▶ _INSTRUCTION_
Identify all lines below that hold "truth" and collect them.

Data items
============================================================

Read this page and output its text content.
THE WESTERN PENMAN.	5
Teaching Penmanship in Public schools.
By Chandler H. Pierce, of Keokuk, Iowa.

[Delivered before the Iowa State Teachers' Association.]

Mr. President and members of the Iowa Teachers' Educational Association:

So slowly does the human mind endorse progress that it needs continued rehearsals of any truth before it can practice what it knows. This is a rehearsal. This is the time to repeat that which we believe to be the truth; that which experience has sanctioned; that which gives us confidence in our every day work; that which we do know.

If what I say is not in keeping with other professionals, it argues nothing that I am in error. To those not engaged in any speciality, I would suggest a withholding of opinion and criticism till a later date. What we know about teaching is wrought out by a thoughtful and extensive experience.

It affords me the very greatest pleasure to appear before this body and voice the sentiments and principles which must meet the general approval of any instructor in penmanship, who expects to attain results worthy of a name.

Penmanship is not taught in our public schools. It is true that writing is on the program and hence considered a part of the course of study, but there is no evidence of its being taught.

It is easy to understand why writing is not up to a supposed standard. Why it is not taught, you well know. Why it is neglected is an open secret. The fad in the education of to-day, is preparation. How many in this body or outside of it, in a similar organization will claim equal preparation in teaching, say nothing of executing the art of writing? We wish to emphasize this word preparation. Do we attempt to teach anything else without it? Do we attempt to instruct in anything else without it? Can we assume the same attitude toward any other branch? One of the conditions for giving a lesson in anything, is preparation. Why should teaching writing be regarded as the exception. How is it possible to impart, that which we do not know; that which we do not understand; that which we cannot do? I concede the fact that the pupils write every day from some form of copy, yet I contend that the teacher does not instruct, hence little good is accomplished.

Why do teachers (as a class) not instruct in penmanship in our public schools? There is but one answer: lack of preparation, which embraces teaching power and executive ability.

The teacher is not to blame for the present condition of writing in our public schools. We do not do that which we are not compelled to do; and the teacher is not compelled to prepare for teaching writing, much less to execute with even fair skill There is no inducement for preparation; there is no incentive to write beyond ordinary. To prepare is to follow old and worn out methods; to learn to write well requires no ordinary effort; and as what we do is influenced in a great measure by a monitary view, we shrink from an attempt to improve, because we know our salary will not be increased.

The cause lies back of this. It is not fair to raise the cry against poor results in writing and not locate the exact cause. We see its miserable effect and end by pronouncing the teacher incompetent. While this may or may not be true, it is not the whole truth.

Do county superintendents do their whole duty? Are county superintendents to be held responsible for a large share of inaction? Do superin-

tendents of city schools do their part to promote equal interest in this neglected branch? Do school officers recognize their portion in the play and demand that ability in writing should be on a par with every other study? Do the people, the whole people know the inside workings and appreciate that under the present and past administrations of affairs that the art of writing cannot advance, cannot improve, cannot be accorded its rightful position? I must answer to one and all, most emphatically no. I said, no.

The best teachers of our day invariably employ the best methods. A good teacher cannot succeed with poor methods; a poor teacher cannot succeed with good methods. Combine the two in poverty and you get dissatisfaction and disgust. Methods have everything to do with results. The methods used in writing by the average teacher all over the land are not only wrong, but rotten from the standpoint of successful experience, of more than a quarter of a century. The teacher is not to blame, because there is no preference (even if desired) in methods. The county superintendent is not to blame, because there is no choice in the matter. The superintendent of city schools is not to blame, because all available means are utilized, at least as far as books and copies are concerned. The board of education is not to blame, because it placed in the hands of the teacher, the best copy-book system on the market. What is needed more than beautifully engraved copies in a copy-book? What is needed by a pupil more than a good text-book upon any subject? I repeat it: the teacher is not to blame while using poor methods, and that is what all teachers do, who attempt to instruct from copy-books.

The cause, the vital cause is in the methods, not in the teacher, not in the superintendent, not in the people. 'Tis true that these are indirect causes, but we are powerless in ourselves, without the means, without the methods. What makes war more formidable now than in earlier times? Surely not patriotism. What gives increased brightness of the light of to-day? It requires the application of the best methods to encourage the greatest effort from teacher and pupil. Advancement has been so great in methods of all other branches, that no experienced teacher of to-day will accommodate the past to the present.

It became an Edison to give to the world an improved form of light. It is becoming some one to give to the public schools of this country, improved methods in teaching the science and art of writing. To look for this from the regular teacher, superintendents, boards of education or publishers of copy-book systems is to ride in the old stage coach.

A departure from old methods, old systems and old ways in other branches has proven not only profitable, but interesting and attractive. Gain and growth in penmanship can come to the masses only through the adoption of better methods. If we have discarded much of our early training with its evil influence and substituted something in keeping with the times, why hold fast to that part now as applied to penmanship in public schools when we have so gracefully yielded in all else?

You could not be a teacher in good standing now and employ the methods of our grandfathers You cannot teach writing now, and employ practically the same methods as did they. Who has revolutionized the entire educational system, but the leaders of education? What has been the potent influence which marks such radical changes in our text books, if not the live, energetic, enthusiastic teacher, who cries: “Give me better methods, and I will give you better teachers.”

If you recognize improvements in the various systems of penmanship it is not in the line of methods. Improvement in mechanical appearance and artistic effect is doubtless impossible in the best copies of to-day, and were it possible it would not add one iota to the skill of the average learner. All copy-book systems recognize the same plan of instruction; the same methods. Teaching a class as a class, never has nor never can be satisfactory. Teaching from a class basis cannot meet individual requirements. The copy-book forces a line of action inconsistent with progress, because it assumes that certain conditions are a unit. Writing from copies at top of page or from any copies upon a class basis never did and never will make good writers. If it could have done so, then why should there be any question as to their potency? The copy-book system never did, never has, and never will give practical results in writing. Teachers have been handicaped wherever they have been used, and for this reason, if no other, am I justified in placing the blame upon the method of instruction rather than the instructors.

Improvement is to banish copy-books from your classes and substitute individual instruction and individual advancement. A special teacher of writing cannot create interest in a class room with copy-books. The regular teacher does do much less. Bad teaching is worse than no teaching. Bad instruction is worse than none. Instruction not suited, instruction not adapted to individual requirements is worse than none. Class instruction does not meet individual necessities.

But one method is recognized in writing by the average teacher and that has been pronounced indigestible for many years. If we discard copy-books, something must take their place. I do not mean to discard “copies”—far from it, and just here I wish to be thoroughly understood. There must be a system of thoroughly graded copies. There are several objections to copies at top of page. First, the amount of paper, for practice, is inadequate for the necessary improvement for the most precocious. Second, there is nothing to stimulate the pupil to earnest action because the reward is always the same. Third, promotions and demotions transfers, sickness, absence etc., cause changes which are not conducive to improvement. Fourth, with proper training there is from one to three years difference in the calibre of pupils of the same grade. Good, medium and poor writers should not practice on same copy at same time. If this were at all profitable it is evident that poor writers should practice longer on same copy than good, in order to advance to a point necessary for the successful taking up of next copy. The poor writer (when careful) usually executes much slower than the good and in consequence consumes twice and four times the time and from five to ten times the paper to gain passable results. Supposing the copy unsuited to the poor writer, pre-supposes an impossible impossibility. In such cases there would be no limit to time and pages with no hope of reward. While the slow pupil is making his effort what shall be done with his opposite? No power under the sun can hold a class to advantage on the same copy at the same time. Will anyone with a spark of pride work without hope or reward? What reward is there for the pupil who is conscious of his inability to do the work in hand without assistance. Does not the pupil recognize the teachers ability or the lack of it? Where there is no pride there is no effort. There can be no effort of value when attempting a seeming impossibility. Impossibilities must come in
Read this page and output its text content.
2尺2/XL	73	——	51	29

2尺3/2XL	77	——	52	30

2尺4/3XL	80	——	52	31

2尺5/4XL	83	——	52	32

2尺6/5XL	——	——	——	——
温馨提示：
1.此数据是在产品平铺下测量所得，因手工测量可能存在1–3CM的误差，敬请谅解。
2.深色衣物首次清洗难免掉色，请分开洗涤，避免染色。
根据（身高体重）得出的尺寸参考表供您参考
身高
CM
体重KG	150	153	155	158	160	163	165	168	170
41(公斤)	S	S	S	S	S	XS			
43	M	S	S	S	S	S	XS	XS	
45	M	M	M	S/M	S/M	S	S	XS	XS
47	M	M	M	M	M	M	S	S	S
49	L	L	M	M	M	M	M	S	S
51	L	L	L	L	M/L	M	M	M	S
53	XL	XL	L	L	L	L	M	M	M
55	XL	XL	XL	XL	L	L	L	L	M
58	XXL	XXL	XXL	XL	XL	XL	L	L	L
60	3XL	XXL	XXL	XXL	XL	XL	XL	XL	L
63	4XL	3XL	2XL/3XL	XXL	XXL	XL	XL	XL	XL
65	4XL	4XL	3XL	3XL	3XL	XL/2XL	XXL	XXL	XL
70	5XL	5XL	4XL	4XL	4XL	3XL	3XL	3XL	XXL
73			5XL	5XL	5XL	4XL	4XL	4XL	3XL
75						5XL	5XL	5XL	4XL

============================================================

▶ _OUTPUT BELOW_
So slowly does the human mind endorse progress that it needs continued rehearsals of any truth before it can practice what it knows. This is a rehearsal. This is the time to repeat that which we believe to be the truth; that which experience has sanctioned; that which gives us confidence in our every day work; that which we do know.
The cause lies back of this. It is not fair to raise the cry against poor results in writing and not locate the exact cause. We see its miserable effect and end by pronouncing the teacher incompetent. While this may or may not be true, it is not the whole truth.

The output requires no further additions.